━━ Data shown ━━

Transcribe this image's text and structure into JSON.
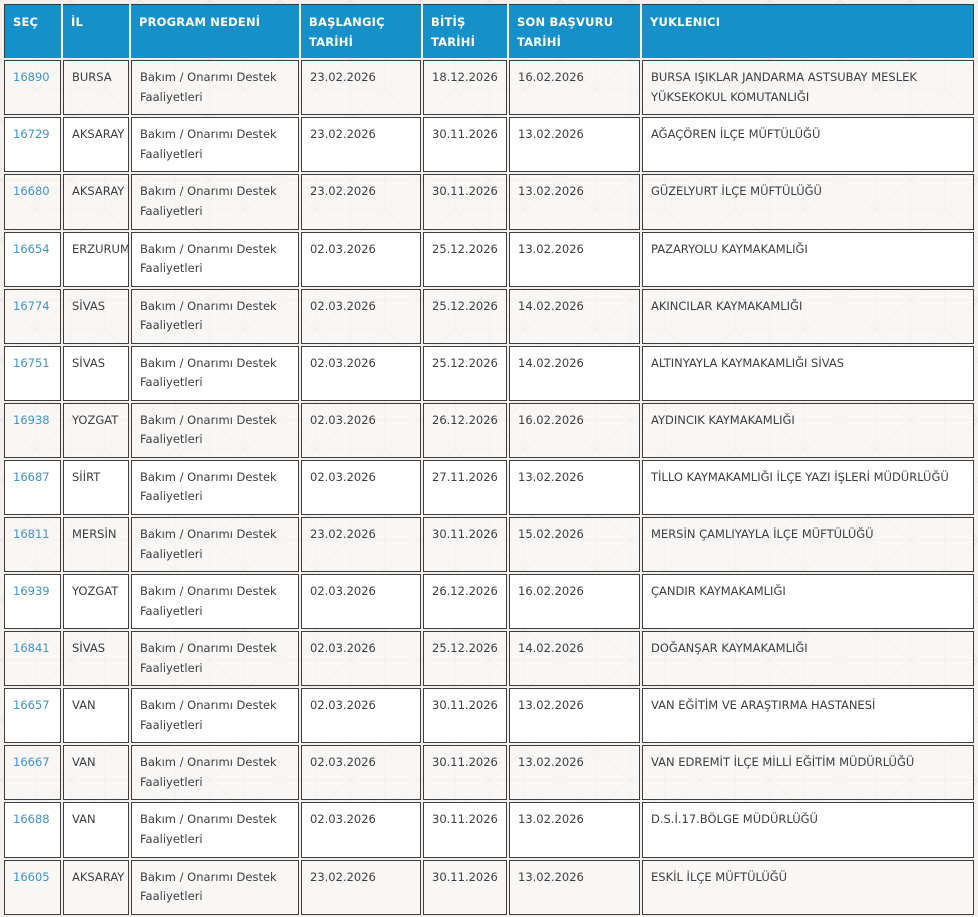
{
  "colors": {
    "header_bg": "#1590c8",
    "header_text": "#ffffff",
    "cell_border": "#3e3e3e",
    "cell_text": "#3e3e3e",
    "link_blue": "#4292c8",
    "page_bg": "#f3f0ee",
    "pattern_line": "#e9e3df"
  },
  "table": {
    "columns": [
      {
        "key": "sec",
        "label": "SEÇ"
      },
      {
        "key": "il",
        "label": "İL"
      },
      {
        "key": "program",
        "label": "PROGRAM NEDENİ"
      },
      {
        "key": "baslangic",
        "label": "BAŞLANGIÇ TARİHİ"
      },
      {
        "key": "bitis",
        "label": "BİTİŞ TARİHİ"
      },
      {
        "key": "sonbasvuru",
        "label": "SON BAŞVURU TARİHİ"
      },
      {
        "key": "yuklenici",
        "label": "YUKLENICI"
      }
    ],
    "rows": [
      {
        "sec": "16890",
        "il": "BURSA",
        "program": "Bakım / Onarımı Destek Faaliyetleri",
        "baslangic": "23.02.2026",
        "bitis": "18.12.2026",
        "sonbasvuru": "16.02.2026",
        "yuklenici": "BURSA IŞIKLAR JANDARMA ASTSUBAY MESLEK YÜKSEKOKUL KOMUTANLIĞI"
      },
      {
        "sec": "16729",
        "il": "AKSARAY",
        "program": "Bakım / Onarımı Destek Faaliyetleri",
        "baslangic": "23.02.2026",
        "bitis": "30.11.2026",
        "sonbasvuru": "13.02.2026",
        "yuklenici": "AĞAÇÖREN İLÇE MÜFTÜLÜĞÜ"
      },
      {
        "sec": "16680",
        "il": "AKSARAY",
        "program": "Bakım / Onarımı Destek Faaliyetleri",
        "baslangic": "23.02.2026",
        "bitis": "30.11.2026",
        "sonbasvuru": "13.02.2026",
        "yuklenici": "GÜZELYURT İLÇE MÜFTÜLÜĞÜ"
      },
      {
        "sec": "16654",
        "il": "ERZURUM",
        "program": "Bakım / Onarımı Destek Faaliyetleri",
        "baslangic": "02.03.2026",
        "bitis": "25.12.2026",
        "sonbasvuru": "13.02.2026",
        "yuklenici": "PAZARYOLU KAYMAKAMLIĞI"
      },
      {
        "sec": "16774",
        "il": "SİVAS",
        "program": "Bakım / Onarımı Destek Faaliyetleri",
        "baslangic": "02.03.2026",
        "bitis": "25.12.2026",
        "sonbasvuru": "14.02.2026",
        "yuklenici": "AKINCILAR KAYMAKAMLIĞI"
      },
      {
        "sec": "16751",
        "il": "SİVAS",
        "program": "Bakım / Onarımı Destek Faaliyetleri",
        "baslangic": "02.03.2026",
        "bitis": "25.12.2026",
        "sonbasvuru": "14.02.2026",
        "yuklenici": "ALTINYAYLA KAYMAKAMLIĞI SİVAS"
      },
      {
        "sec": "16938",
        "il": "YOZGAT",
        "program": "Bakım / Onarımı Destek Faaliyetleri",
        "baslangic": "02.03.2026",
        "bitis": "26.12.2026",
        "sonbasvuru": "16.02.2026",
        "yuklenici": "AYDINCIK KAYMAKAMLIĞI"
      },
      {
        "sec": "16687",
        "il": "SİİRT",
        "program": "Bakım / Onarımı Destek Faaliyetleri",
        "baslangic": "02.03.2026",
        "bitis": "27.11.2026",
        "sonbasvuru": "13.02.2026",
        "yuklenici": "TİLLO KAYMAKAMLIĞI İLÇE YAZI İŞLERİ MÜDÜRLÜĞÜ"
      },
      {
        "sec": "16811",
        "il": "MERSİN",
        "program": "Bakım / Onarımı Destek Faaliyetleri",
        "baslangic": "23.02.2026",
        "bitis": "30.11.2026",
        "sonbasvuru": "15.02.2026",
        "yuklenici": "MERSİN ÇAMLIYAYLA İLÇE MÜFTÜLÜĞÜ"
      },
      {
        "sec": "16939",
        "il": "YOZGAT",
        "program": "Bakım / Onarımı Destek Faaliyetleri",
        "baslangic": "02.03.2026",
        "bitis": "26.12.2026",
        "sonbasvuru": "16.02.2026",
        "yuklenici": "ÇANDIR KAYMAKAMLIĞI"
      },
      {
        "sec": "16841",
        "il": "SİVAS",
        "program": "Bakım / Onarımı Destek Faaliyetleri",
        "baslangic": "02.03.2026",
        "bitis": "25.12.2026",
        "sonbasvuru": "14.02.2026",
        "yuklenici": "DOĞANŞAR KAYMAKAMLIĞI"
      },
      {
        "sec": "16657",
        "il": "VAN",
        "program": "Bakım / Onarımı Destek Faaliyetleri",
        "baslangic": "02.03.2026",
        "bitis": "30.11.2026",
        "sonbasvuru": "13.02.2026",
        "yuklenici": "VAN EĞİTİM VE ARAŞTIRMA HASTANESİ"
      },
      {
        "sec": "16667",
        "il": "VAN",
        "program": "Bakım / Onarımı Destek Faaliyetleri",
        "baslangic": "02.03.2026",
        "bitis": "30.11.2026",
        "sonbasvuru": "13.02.2026",
        "yuklenici": "VAN EDREMİT İLÇE MİLLİ EĞİTİM MÜDÜRLÜĞÜ"
      },
      {
        "sec": "16688",
        "il": "VAN",
        "program": "Bakım / Onarımı Destek Faaliyetleri",
        "baslangic": "02.03.2026",
        "bitis": "30.11.2026",
        "sonbasvuru": "13.02.2026",
        "yuklenici": "D.S.İ.17.BÖLGE MÜDÜRLÜĞÜ"
      },
      {
        "sec": "16605",
        "il": "AKSARAY",
        "program": "Bakım / Onarımı Destek Faaliyetleri",
        "baslangic": "23.02.2026",
        "bitis": "30.11.2026",
        "sonbasvuru": "13.02.2026",
        "yuklenici": "ESKİL İLÇE MÜFTÜLÜĞÜ"
      }
    ]
  }
}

━━━

-- Aim --
Filter the listing above for the string "MÜFTÜLÜĞÜ" and copy every matching line.

-- Finished answer --
        "yuklenici": "AĞAÇÖREN İLÇE MÜFTÜLÜĞÜ"
        "yuklenici": "GÜZELYURT İLÇE MÜFTÜLÜĞÜ"
        "yuklenici": "MERSİN ÇAMLIYAYLA İLÇE MÜFTÜLÜĞÜ"
        "yuklenici": "ESKİL İLÇE MÜFTÜLÜĞÜ"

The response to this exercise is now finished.